### What this task involves
Reproduce the lines from the line with "close-panel-button[interactable]: Close panel" up to and including the line with "696, 671, 712]".

>> START Records to process

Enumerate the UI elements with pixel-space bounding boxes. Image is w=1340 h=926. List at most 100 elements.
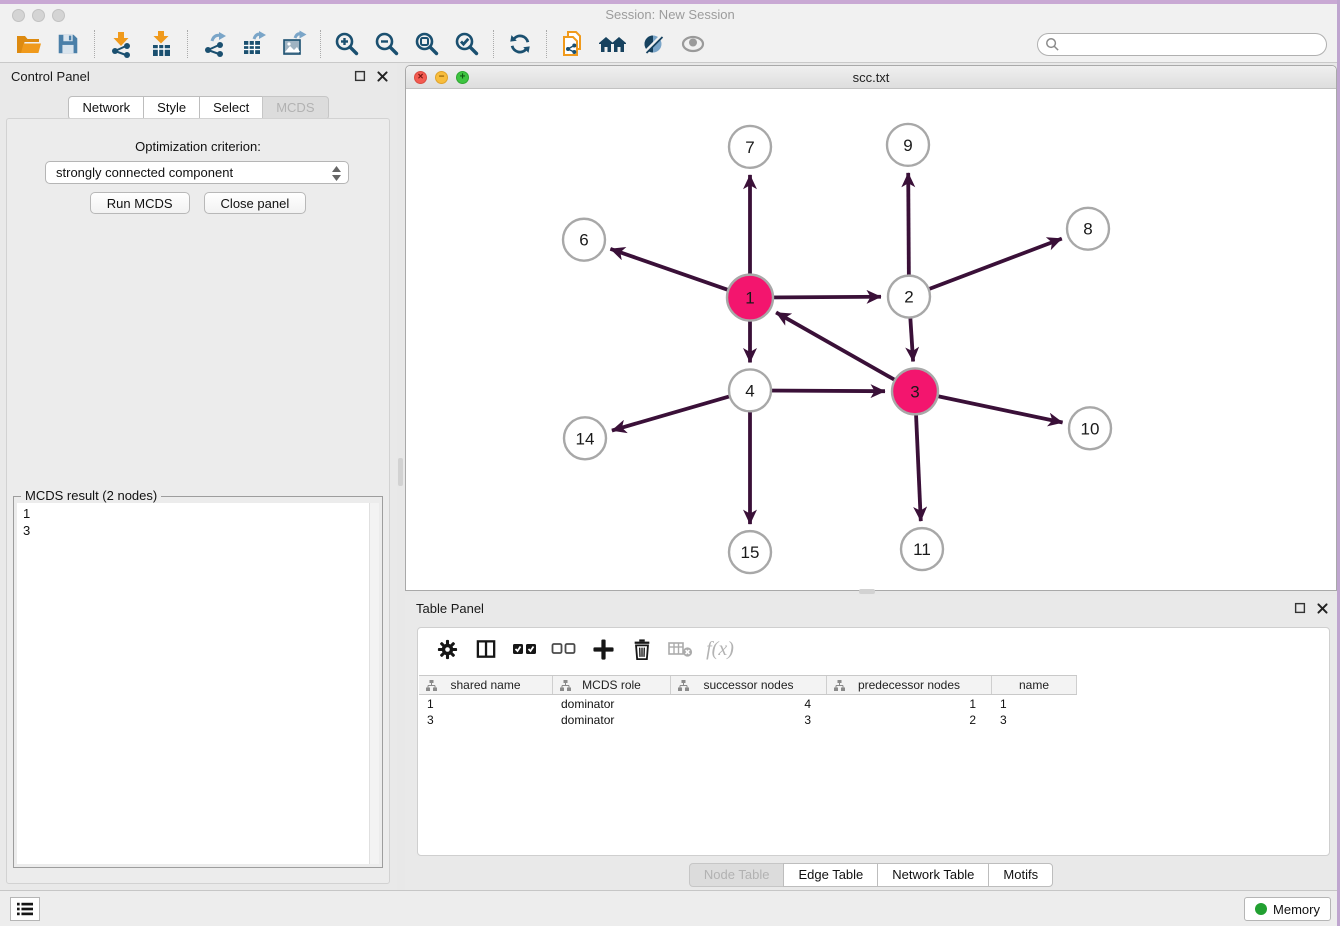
close-panel-button[interactable]: Close panel bbox=[204, 192, 307, 214]
delete-table-icon[interactable] bbox=[666, 635, 696, 663]
column-header-shared-name[interactable]: shared name bbox=[419, 676, 553, 694]
hide-selected-eye-icon[interactable] bbox=[633, 27, 673, 61]
node-table-container: f(x) shared nameMCDS rolesuccessor nodes… bbox=[417, 627, 1330, 856]
refresh-view-icon[interactable] bbox=[500, 27, 540, 61]
close-panel-icon[interactable] bbox=[1316, 602, 1329, 615]
cell-mcds-role[interactable]: dominator bbox=[553, 712, 671, 728]
dropdown-stepper-icon bbox=[331, 165, 342, 182]
horizontal-splitter-handle[interactable] bbox=[859, 589, 875, 594]
graph-edge-2-8[interactable] bbox=[909, 239, 1062, 297]
mcds-result-title: MCDS result (2 nodes) bbox=[21, 488, 161, 503]
network-window-titlebar[interactable]: × − + scc.txt bbox=[406, 66, 1336, 89]
cell-shared-name[interactable]: 1 bbox=[419, 696, 553, 712]
control-panel: Control Panel NetworkStyleSelectMCDS Opt… bbox=[0, 63, 397, 890]
cell-name[interactable]: 3 bbox=[992, 712, 1077, 728]
graph-node-7[interactable]: 7 bbox=[729, 126, 771, 168]
control-panel-tabs: NetworkStyleSelectMCDS bbox=[0, 96, 397, 120]
tab-mcds[interactable]: MCDS bbox=[262, 96, 328, 120]
criterion-dropdown[interactable]: strongly connected component bbox=[45, 161, 349, 184]
tab-network[interactable]: Network bbox=[68, 96, 144, 120]
graph-node-3[interactable]: 3 bbox=[892, 368, 938, 414]
duplicate-network-icon[interactable] bbox=[553, 27, 593, 61]
mcds-result-area[interactable]: 1 3 bbox=[17, 503, 379, 864]
cell-mcds-role[interactable]: dominator bbox=[553, 696, 671, 712]
cell-name[interactable]: 1 bbox=[992, 696, 1077, 712]
float-panel-icon[interactable] bbox=[353, 69, 367, 83]
svg-text:9: 9 bbox=[903, 136, 912, 155]
zoom-fit-icon[interactable] bbox=[407, 27, 447, 61]
task-history-button[interactable] bbox=[10, 897, 40, 921]
memory-status-dot bbox=[1255, 903, 1267, 915]
desktop-strip-top bbox=[0, 0, 1340, 4]
tab-network-table[interactable]: Network Table bbox=[877, 863, 989, 887]
graph-node-10[interactable]: 10 bbox=[1069, 407, 1111, 449]
column-header-mcds-role[interactable]: MCDS role bbox=[553, 676, 671, 694]
show-all-eye-icon[interactable] bbox=[673, 27, 713, 61]
svg-text:11: 11 bbox=[913, 540, 931, 559]
graph-node-11[interactable]: 11 bbox=[901, 528, 943, 570]
column-header-name[interactable]: name bbox=[992, 676, 1077, 694]
graph-node-2[interactable]: 2 bbox=[888, 276, 930, 318]
show-column-icon[interactable] bbox=[471, 635, 501, 663]
search-box[interactable] bbox=[1037, 33, 1327, 56]
deselect-all-rows-icon[interactable] bbox=[549, 635, 579, 663]
graph-node-15[interactable]: 15 bbox=[729, 531, 771, 573]
save-session-icon[interactable] bbox=[48, 27, 88, 61]
mcds-panel: Optimization criterion: strongly connect… bbox=[6, 118, 390, 884]
tab-select[interactable]: Select bbox=[199, 96, 263, 120]
criterion-value: strongly connected component bbox=[56, 165, 233, 180]
network-canvas[interactable]: 7 9 6 8 1 2 4 3 14 10 15 11 bbox=[406, 89, 1336, 590]
import-network-icon[interactable] bbox=[101, 27, 141, 61]
table-row[interactable]: 1dominator411 bbox=[419, 696, 1328, 712]
import-table-icon[interactable] bbox=[141, 27, 181, 61]
settings-gear-icon[interactable] bbox=[432, 635, 462, 663]
memory-button[interactable]: Memory bbox=[1244, 897, 1331, 921]
zoom-out-icon[interactable] bbox=[367, 27, 407, 61]
graph-node-1[interactable]: 1 bbox=[727, 275, 773, 321]
svg-text:3: 3 bbox=[910, 382, 919, 401]
graph-node-14[interactable]: 14 bbox=[564, 417, 606, 459]
svg-text:1: 1 bbox=[745, 289, 754, 308]
cell-successor-nodes[interactable]: 4 bbox=[671, 696, 827, 712]
open-folder-icon[interactable] bbox=[8, 27, 48, 61]
tab-node-table[interactable]: Node Table bbox=[689, 863, 785, 887]
search-icon bbox=[1045, 37, 1060, 52]
vertical-splitter-handle[interactable] bbox=[398, 458, 403, 486]
cell-shared-name[interactable]: 3 bbox=[419, 712, 553, 728]
float-panel-icon[interactable] bbox=[1293, 601, 1307, 615]
result-scrollbar[interactable] bbox=[369, 503, 379, 864]
tab-style[interactable]: Style bbox=[143, 96, 200, 120]
cell-predecessor-nodes[interactable]: 1 bbox=[827, 696, 992, 712]
select-all-rows-icon[interactable] bbox=[510, 635, 540, 663]
export-image-icon[interactable] bbox=[274, 27, 314, 61]
svg-text:4: 4 bbox=[745, 381, 754, 400]
graph-node-4[interactable]: 4 bbox=[729, 369, 771, 411]
column-header-successor-nodes[interactable]: successor nodes bbox=[671, 676, 827, 694]
close-panel-icon[interactable] bbox=[376, 70, 389, 83]
export-network-icon[interactable] bbox=[194, 27, 234, 61]
network-window: × − + scc.txt 7 9 6 8 1 2 4 3 14 10 15 11 bbox=[405, 65, 1337, 591]
export-table-icon[interactable] bbox=[234, 27, 274, 61]
search-input[interactable] bbox=[1065, 36, 1326, 54]
graph-node-8[interactable]: 8 bbox=[1067, 208, 1109, 250]
function-builder-icon[interactable]: f(x) bbox=[705, 635, 735, 663]
zoom-in-icon[interactable] bbox=[327, 27, 367, 61]
cell-predecessor-nodes[interactable]: 2 bbox=[827, 712, 992, 728]
mcds-result-text: 1 3 bbox=[17, 503, 369, 864]
tab-motifs[interactable]: Motifs bbox=[988, 863, 1053, 887]
table-header-row: shared nameMCDS rolesuccessor nodesprede… bbox=[419, 675, 1077, 695]
graph-node-9[interactable]: 9 bbox=[887, 124, 929, 166]
add-row-icon[interactable] bbox=[588, 635, 618, 663]
run-mcds-button[interactable]: Run MCDS bbox=[90, 192, 190, 214]
network-window-title: scc.txt bbox=[406, 70, 1336, 85]
tab-edge-table[interactable]: Edge Table bbox=[783, 863, 878, 887]
cell-successor-nodes[interactable]: 3 bbox=[671, 712, 827, 728]
zoom-selected-icon[interactable] bbox=[447, 27, 487, 61]
graph-node-6[interactable]: 6 bbox=[563, 219, 605, 261]
delete-row-trash-icon[interactable] bbox=[627, 635, 657, 663]
toolbar-separator bbox=[493, 30, 494, 58]
table-row[interactable]: 3dominator323 bbox=[419, 712, 1328, 728]
mcds-result-group: MCDS result (2 nodes) 1 3 bbox=[13, 496, 383, 868]
column-header-predecessor-nodes[interactable]: predecessor nodes bbox=[827, 676, 992, 694]
first-neighbors-icon[interactable] bbox=[593, 27, 633, 61]
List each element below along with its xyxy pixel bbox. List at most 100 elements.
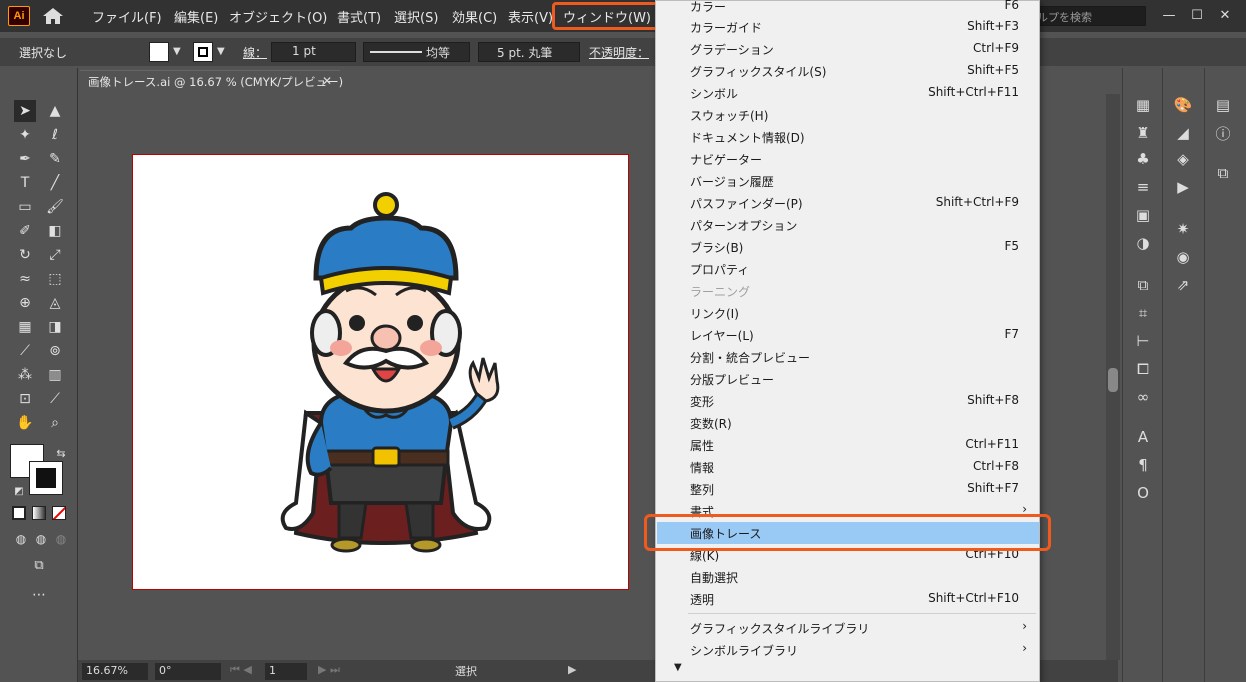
hand-tool-icon[interactable]: ✋: [14, 412, 36, 434]
menu-edit[interactable]: 編集(E): [174, 7, 218, 26]
menu-item-color-guide[interactable]: カラーガイド Shift+F3: [657, 16, 1039, 38]
menu-scroll-down-icon[interactable]: ▼: [674, 662, 682, 673]
document-tab[interactable]: 画像トレース.ai @ 16.67 % (CMYK/プレビュー): [80, 70, 343, 94]
default-colors-icon[interactable]: ◩: [8, 480, 30, 502]
color-mode-icon[interactable]: [12, 506, 26, 520]
info-icon[interactable]: ⓘ: [1212, 122, 1234, 144]
menu-item-symbols[interactable]: シンボル Shift+Ctrl+F11: [657, 82, 1039, 104]
menu-item-color[interactable]: カラー F6: [657, 0, 1039, 17]
menu-type[interactable]: 書式(T): [337, 7, 381, 26]
artboard-nav-icons[interactable]: ⏮ ◀: [230, 663, 252, 680]
menu-object[interactable]: オブジェクト(O): [229, 7, 327, 26]
opacity-label[interactable]: 不透明度：: [589, 44, 649, 61]
gradient-mode-icon[interactable]: [32, 506, 46, 520]
menu-item-links[interactable]: リンク(I): [657, 302, 1039, 324]
menu-item-swatches[interactable]: スウォッチ(H): [657, 104, 1039, 126]
curvature-tool-icon[interactable]: ✎: [44, 148, 66, 170]
rectangle-tool-icon[interactable]: ▭: [14, 196, 36, 218]
help-search-input[interactable]: ルプを検索: [1032, 6, 1146, 26]
menu-item-symbol-libraries[interactable]: シンボルライブラリ ›: [657, 639, 1039, 661]
color-guide-icon[interactable]: ◢: [1172, 122, 1194, 144]
more-tools-icon[interactable]: ⋯: [28, 584, 50, 606]
character-icon[interactable]: A: [1132, 426, 1154, 448]
none-mode-icon[interactable]: [52, 506, 66, 520]
properties-icon[interactable]: ▤: [1212, 94, 1234, 116]
stroke-dropdown-icon[interactable]: ▼: [217, 46, 225, 57]
graph-tool-icon[interactable]: ▥: [44, 364, 66, 386]
artboards-icon[interactable]: ⧉: [1132, 274, 1154, 296]
opentype-icon[interactable]: O: [1132, 482, 1154, 504]
menu-item-gradient[interactable]: グラデーション Ctrl+F9: [657, 38, 1039, 60]
draw-normal-icon[interactable]: ◍: [10, 528, 32, 550]
menu-effect[interactable]: 効果(C): [452, 7, 497, 26]
zoom-field[interactable]: 16.67%: [82, 663, 148, 680]
stroke-color-box[interactable]: [29, 461, 63, 495]
asset-export-icon[interactable]: ✷: [1172, 218, 1194, 240]
tab-close-icon[interactable]: ✕: [322, 74, 332, 88]
menu-item-properties[interactable]: プロパティ: [657, 258, 1039, 280]
paintbrush-icon[interactable]: 🖌: [44, 196, 66, 218]
appearance-icon[interactable]: ◉: [1172, 246, 1194, 268]
perspective-grid-icon[interactable]: ◬: [44, 292, 66, 314]
shaper-tool-icon[interactable]: ✐: [14, 220, 36, 242]
align-icon[interactable]: ⊢: [1132, 330, 1154, 352]
brush-dropdown[interactable]: 5 pt. 丸筆: [478, 42, 580, 62]
gradient-panel-icon[interactable]: ▣: [1132, 204, 1154, 226]
menu-item-transform[interactable]: 変形 Shift+F8: [657, 390, 1039, 412]
selection-tool-icon[interactable]: ➤: [14, 100, 36, 122]
rotate-tool-icon[interactable]: ↻: [14, 244, 36, 266]
layers-icon[interactable]: ◈: [1172, 148, 1194, 170]
menu-item-graphic-style-libraries[interactable]: グラフィックスタイルライブラリ ›: [657, 617, 1039, 639]
status-arrow-icon[interactable]: ▶: [568, 663, 576, 680]
close-icon[interactable]: ✕: [1212, 4, 1238, 26]
menu-item-pattern-options[interactable]: パターンオプション: [657, 214, 1039, 236]
menu-item-auto-select[interactable]: 自動選択: [657, 566, 1039, 588]
eraser-icon[interactable]: ◧: [44, 220, 66, 242]
scrollbar-thumb[interactable]: [1108, 368, 1118, 392]
pathfinder-icon[interactable]: ⧠: [1132, 358, 1154, 380]
lasso-icon[interactable]: ℓ: [44, 124, 66, 146]
type-tool-icon[interactable]: T: [14, 172, 36, 194]
menu-file[interactable]: ファイル(F): [92, 7, 162, 26]
fill-swatch[interactable]: [149, 42, 169, 62]
menu-item-navigator[interactable]: ナビゲーター: [657, 148, 1039, 170]
stroke-label[interactable]: 線：: [243, 44, 267, 61]
stroke-panel-icon[interactable]: ≡: [1132, 176, 1154, 198]
line-style-dropdown[interactable]: 均等: [363, 42, 470, 62]
menu-item-version-history[interactable]: バージョン履歴: [657, 170, 1039, 192]
menu-item-brushes[interactable]: ブラシ(B) F5: [657, 236, 1039, 258]
transform-icon[interactable]: ⌗: [1132, 302, 1154, 324]
free-transform-icon[interactable]: ⬚: [44, 268, 66, 290]
symbol-sprayer-icon[interactable]: ⁂: [14, 364, 36, 386]
artboard-number-field[interactable]: 1: [265, 663, 307, 680]
pen-tool-icon[interactable]: ✒: [14, 148, 36, 170]
eyedropper-icon[interactable]: ⟋: [14, 340, 36, 362]
menu-item-pathfinder[interactable]: パスファインダー(P) Shift+Ctrl+F9: [657, 192, 1039, 214]
rotation-field[interactable]: 0°: [155, 663, 221, 680]
scale-tool-icon[interactable]: ⤢: [44, 244, 66, 266]
transparency-icon[interactable]: ◑: [1132, 232, 1154, 254]
document-info-icon[interactable]: ⧉: [1212, 162, 1234, 184]
artboard-tool-icon[interactable]: ⊡: [14, 388, 36, 410]
stroke-weight-field[interactable]: 1 pt: [271, 42, 356, 62]
gradient-tool-icon[interactable]: ◨: [44, 316, 66, 338]
club-icon[interactable]: ♣: [1132, 148, 1154, 170]
magic-wand-icon[interactable]: ✦: [14, 124, 36, 146]
export-icon[interactable]: ⇗: [1172, 274, 1194, 296]
fill-dropdown-icon[interactable]: ▼: [173, 46, 181, 57]
draw-behind-icon[interactable]: ◍: [30, 528, 52, 550]
minimize-icon[interactable]: —: [1156, 4, 1182, 26]
zoom-tool-icon[interactable]: ⌕: [44, 412, 66, 434]
menu-item-separations-preview[interactable]: 分版プレビュー: [657, 368, 1039, 390]
home-icon[interactable]: [42, 7, 64, 25]
menu-item-info[interactable]: 情報 Ctrl+F8: [657, 456, 1039, 478]
menu-item-transparency[interactable]: 透明 Shift+Ctrl+F10: [657, 588, 1039, 610]
menu-view[interactable]: 表示(V): [508, 7, 553, 26]
menu-item-document-info[interactable]: ドキュメント情報(D): [657, 126, 1039, 148]
menu-item-flattener-preview[interactable]: 分割・統合プレビュー: [657, 346, 1039, 368]
menu-item-attributes[interactable]: 属性 Ctrl+F11: [657, 434, 1039, 456]
actions-icon[interactable]: ▶: [1172, 176, 1194, 198]
menu-item-variables[interactable]: 変数(R): [657, 412, 1039, 434]
screen-mode-icon[interactable]: ⧉: [28, 554, 50, 576]
swap-colors-icon[interactable]: ⇆: [50, 442, 72, 464]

>> END Records to process

### Answer to this exercise
close-panel-button[interactable]: Close panel bbox=[204, 192, 307, 214]
delete-table-icon[interactable] bbox=[666, 635, 696, 663]
column-header-shared-name[interactable]: shared name bbox=[419, 676, 553, 694]
hide-selected-eye-icon[interactable] bbox=[633, 27, 673, 61]
node-table-container: f(x) shared nameMCDS rolesuccessor nodes… bbox=[417, 627, 1330, 856]
refresh-view-icon[interactable] bbox=[500, 27, 540, 61]
close-panel-icon[interactable] bbox=[1316, 602, 1329, 615]
cell-mcds-role[interactable]: dominator bbox=[553, 712, 671, 728]
dropdown-stepper-icon bbox=[331, 165, 342, 182]
horizontal-splitter-handle[interactable] bbox=[859, 589, 875, 594]
graph-edge-2-8[interactable] bbox=[909, 239, 1062, 297]
mcds-result-title: MCDS result (2 nodes) bbox=[21, 488, 161, 503]
network-window-titlebar[interactable]: × − + scc.txt bbox=[406, 66, 1336, 89]
cell-shared-name[interactable]: 1 bbox=[419, 696, 553, 712]
control-panel: Control Panel NetworkStyleSelectMCDS Opt… bbox=[0, 63, 397, 890]
cell-name[interactable]: 3 bbox=[992, 712, 1077, 728]
graph-node-7[interactable]: 7 bbox=[729, 126, 771, 168]
control-panel-tabs: NetworkStyleSelectMCDS bbox=[0, 96, 397, 120]
tab-mcds[interactable]: MCDS bbox=[262, 96, 328, 120]
criterion-dropdown[interactable]: strongly connected component bbox=[45, 161, 349, 184]
tab-network[interactable]: Network bbox=[68, 96, 144, 120]
graph-node-3[interactable]: 3 bbox=[892, 368, 938, 414]
duplicate-network-icon[interactable] bbox=[553, 27, 593, 61]
mcds-result-area[interactable]: 1 3 bbox=[17, 503, 379, 864]
cell-mcds-role[interactable]: dominator bbox=[553, 696, 671, 712]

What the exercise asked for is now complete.